--- Written exercise ---
Retype the whole listing verbatim and keep the pictures out of it.
# start of Provided entries
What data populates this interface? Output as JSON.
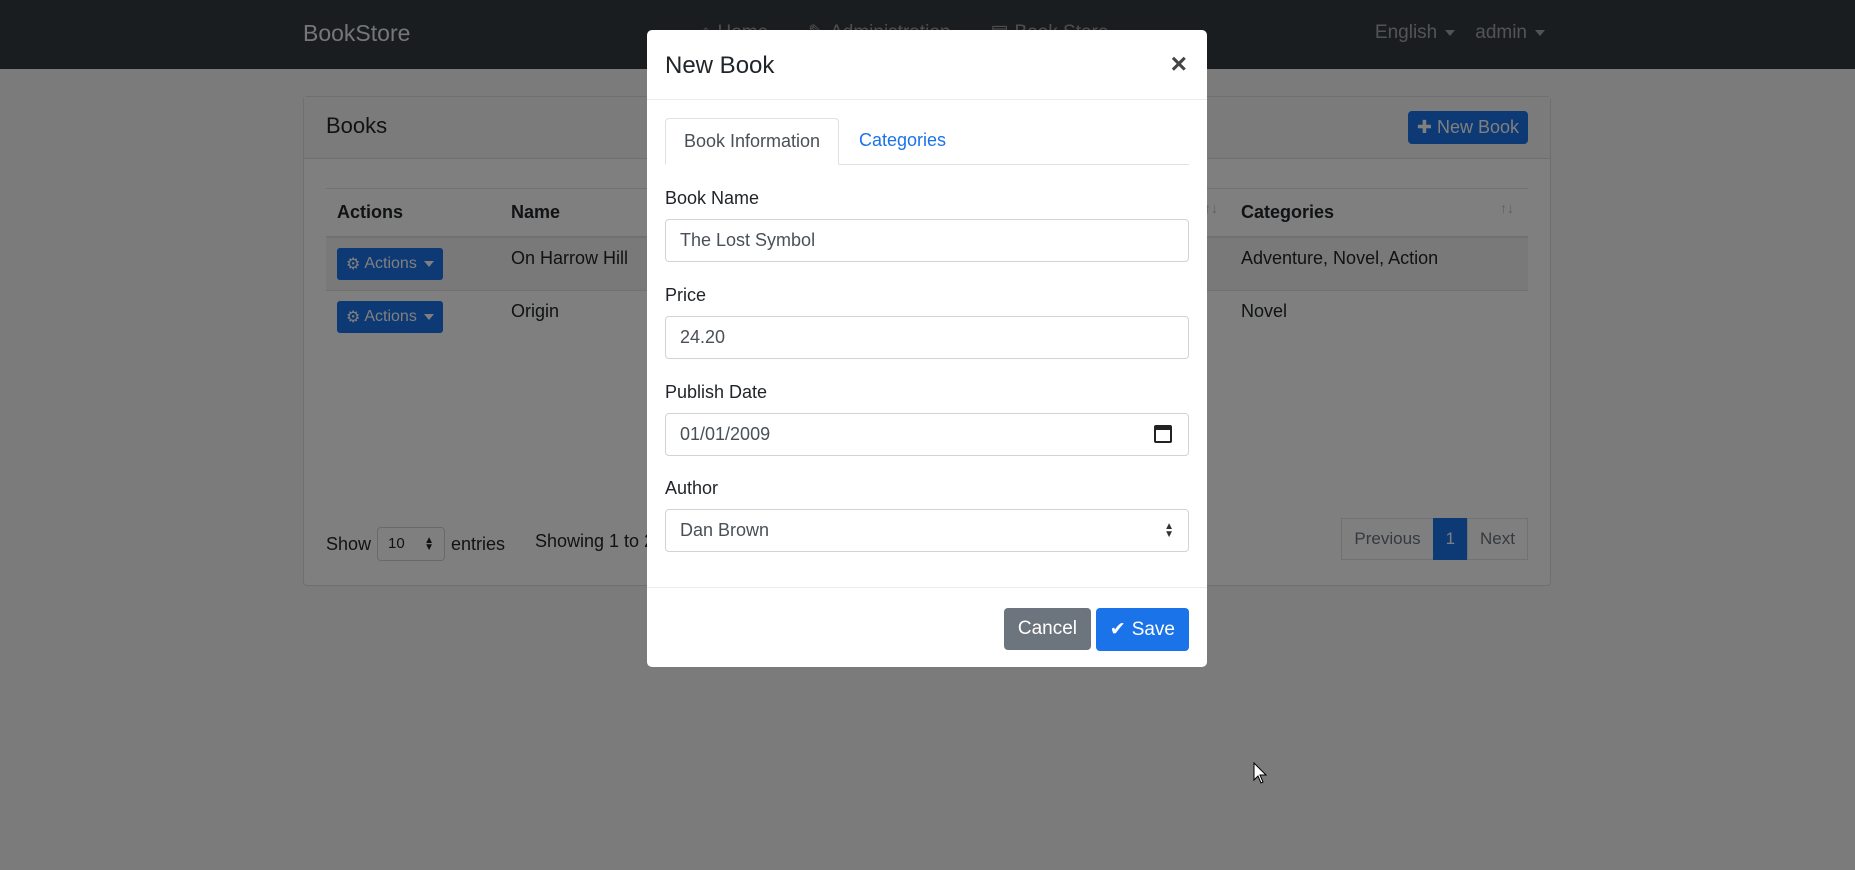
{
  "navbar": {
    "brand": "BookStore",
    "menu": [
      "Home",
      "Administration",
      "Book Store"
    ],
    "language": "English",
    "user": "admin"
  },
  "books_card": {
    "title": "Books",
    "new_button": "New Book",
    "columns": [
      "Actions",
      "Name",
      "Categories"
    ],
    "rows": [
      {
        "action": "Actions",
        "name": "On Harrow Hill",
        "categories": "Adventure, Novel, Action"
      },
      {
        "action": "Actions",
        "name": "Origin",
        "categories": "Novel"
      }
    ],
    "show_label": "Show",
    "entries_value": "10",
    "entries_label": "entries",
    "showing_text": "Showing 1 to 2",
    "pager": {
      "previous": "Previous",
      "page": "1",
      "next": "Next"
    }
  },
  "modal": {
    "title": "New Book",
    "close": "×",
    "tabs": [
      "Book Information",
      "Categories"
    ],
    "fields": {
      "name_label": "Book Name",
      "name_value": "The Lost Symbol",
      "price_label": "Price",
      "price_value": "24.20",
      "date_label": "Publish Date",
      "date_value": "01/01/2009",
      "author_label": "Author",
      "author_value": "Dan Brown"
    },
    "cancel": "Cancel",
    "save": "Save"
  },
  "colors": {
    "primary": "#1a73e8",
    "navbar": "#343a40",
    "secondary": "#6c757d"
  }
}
# end of Provided entries
--- Final result ---
What data populates this interface? Output as JSON.
{
  "navbar": {
    "brand": "BookStore",
    "menu": [
      "Home",
      "Administration",
      "Book Store"
    ],
    "language": "English",
    "user": "admin"
  },
  "books_card": {
    "title": "Books",
    "new_button": "New Book",
    "columns": [
      "Actions",
      "Name",
      "Categories"
    ],
    "rows": [
      {
        "action": "Actions",
        "name": "On Harrow Hill",
        "categories": "Adventure, Novel, Action"
      },
      {
        "action": "Actions",
        "name": "Origin",
        "categories": "Novel"
      }
    ],
    "show_label": "Show",
    "entries_value": "10",
    "entries_label": "entries",
    "showing_text": "Showing 1 to 2",
    "pager": {
      "previous": "Previous",
      "page": "1",
      "next": "Next"
    }
  },
  "modal": {
    "title": "New Book",
    "close": "×",
    "tabs": [
      "Book Information",
      "Categories"
    ],
    "fields": {
      "name_label": "Book Name",
      "name_value": "The Lost Symbol",
      "price_label": "Price",
      "price_value": "24.20",
      "date_label": "Publish Date",
      "date_value": "01/01/2009",
      "author_label": "Author",
      "author_value": "Dan Brown"
    },
    "cancel": "Cancel",
    "save": "Save"
  },
  "colors": {
    "primary": "#1a73e8",
    "navbar": "#343a40",
    "secondary": "#6c757d"
  }
}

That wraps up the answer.